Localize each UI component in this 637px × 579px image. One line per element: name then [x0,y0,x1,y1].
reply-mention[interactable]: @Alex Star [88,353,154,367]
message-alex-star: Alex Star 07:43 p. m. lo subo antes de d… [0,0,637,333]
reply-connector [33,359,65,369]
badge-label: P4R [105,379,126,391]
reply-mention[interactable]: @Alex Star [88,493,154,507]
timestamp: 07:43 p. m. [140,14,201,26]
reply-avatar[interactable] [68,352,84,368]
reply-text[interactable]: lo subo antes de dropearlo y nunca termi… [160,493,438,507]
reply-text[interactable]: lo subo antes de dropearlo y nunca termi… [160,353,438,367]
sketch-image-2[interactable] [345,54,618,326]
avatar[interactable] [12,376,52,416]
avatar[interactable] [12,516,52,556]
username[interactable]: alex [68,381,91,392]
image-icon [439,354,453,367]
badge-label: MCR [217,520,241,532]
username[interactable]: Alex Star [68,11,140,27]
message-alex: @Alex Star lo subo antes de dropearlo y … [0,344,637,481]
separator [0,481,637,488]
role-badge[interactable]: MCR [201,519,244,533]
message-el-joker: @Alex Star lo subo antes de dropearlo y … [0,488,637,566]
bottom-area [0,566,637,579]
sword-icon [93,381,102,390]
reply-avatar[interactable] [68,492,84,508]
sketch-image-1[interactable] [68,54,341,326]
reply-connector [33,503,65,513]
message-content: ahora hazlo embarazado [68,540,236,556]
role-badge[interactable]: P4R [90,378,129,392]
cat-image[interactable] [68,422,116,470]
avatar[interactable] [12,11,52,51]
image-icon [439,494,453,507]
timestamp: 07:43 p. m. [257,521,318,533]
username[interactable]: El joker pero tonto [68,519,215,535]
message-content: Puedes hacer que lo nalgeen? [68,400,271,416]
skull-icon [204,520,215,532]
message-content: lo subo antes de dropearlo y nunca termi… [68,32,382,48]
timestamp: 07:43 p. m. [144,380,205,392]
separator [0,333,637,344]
+ + + + +
# Exercise prompt
Reproduce every item above line for line, with no changes of any kind.

# Answer to the task
Localize each UI component in this 637px × 579px image. One line per element: name then [x0,y0,x1,y1].
reply-mention[interactable]: @Alex Star [88,353,154,367]
message-alex-star: Alex Star 07:43 p. m. lo subo antes de d… [0,0,637,333]
reply-connector [33,359,65,369]
badge-label: P4R [105,379,126,391]
reply-mention[interactable]: @Alex Star [88,493,154,507]
timestamp: 07:43 p. m. [140,14,201,26]
reply-avatar[interactable] [68,352,84,368]
reply-text[interactable]: lo subo antes de dropearlo y nunca termi… [160,493,438,507]
reply-text[interactable]: lo subo antes de dropearlo y nunca termi… [160,353,438,367]
sketch-image-2[interactable] [345,54,618,326]
avatar[interactable] [12,376,52,416]
avatar[interactable] [12,516,52,556]
username[interactable]: alex [68,381,91,392]
image-icon [439,354,453,367]
badge-label: MCR [217,520,241,532]
username[interactable]: Alex Star [68,11,140,27]
message-alex: @Alex Star lo subo antes de dropearlo y … [0,344,637,481]
separator [0,481,637,488]
role-badge[interactable]: MCR [201,519,244,533]
message-el-joker: @Alex Star lo subo antes de dropearlo y … [0,488,637,566]
bottom-area [0,566,637,579]
sword-icon [93,381,102,390]
reply-avatar[interactable] [68,492,84,508]
sketch-image-1[interactable] [68,54,341,326]
reply-connector [33,503,65,513]
message-content: ahora hazlo embarazado [68,540,236,556]
role-badge[interactable]: P4R [90,378,129,392]
cat-image[interactable] [68,422,116,470]
avatar[interactable] [12,11,52,51]
image-icon [439,494,453,507]
timestamp: 07:43 p. m. [257,521,318,533]
username[interactable]: El joker pero tonto [68,519,215,535]
message-content: Puedes hacer que lo nalgeen? [68,400,271,416]
skull-icon [204,520,215,532]
message-content: lo subo antes de dropearlo y nunca termi… [68,32,382,48]
timestamp: 07:43 p. m. [144,380,205,392]
separator [0,333,637,344]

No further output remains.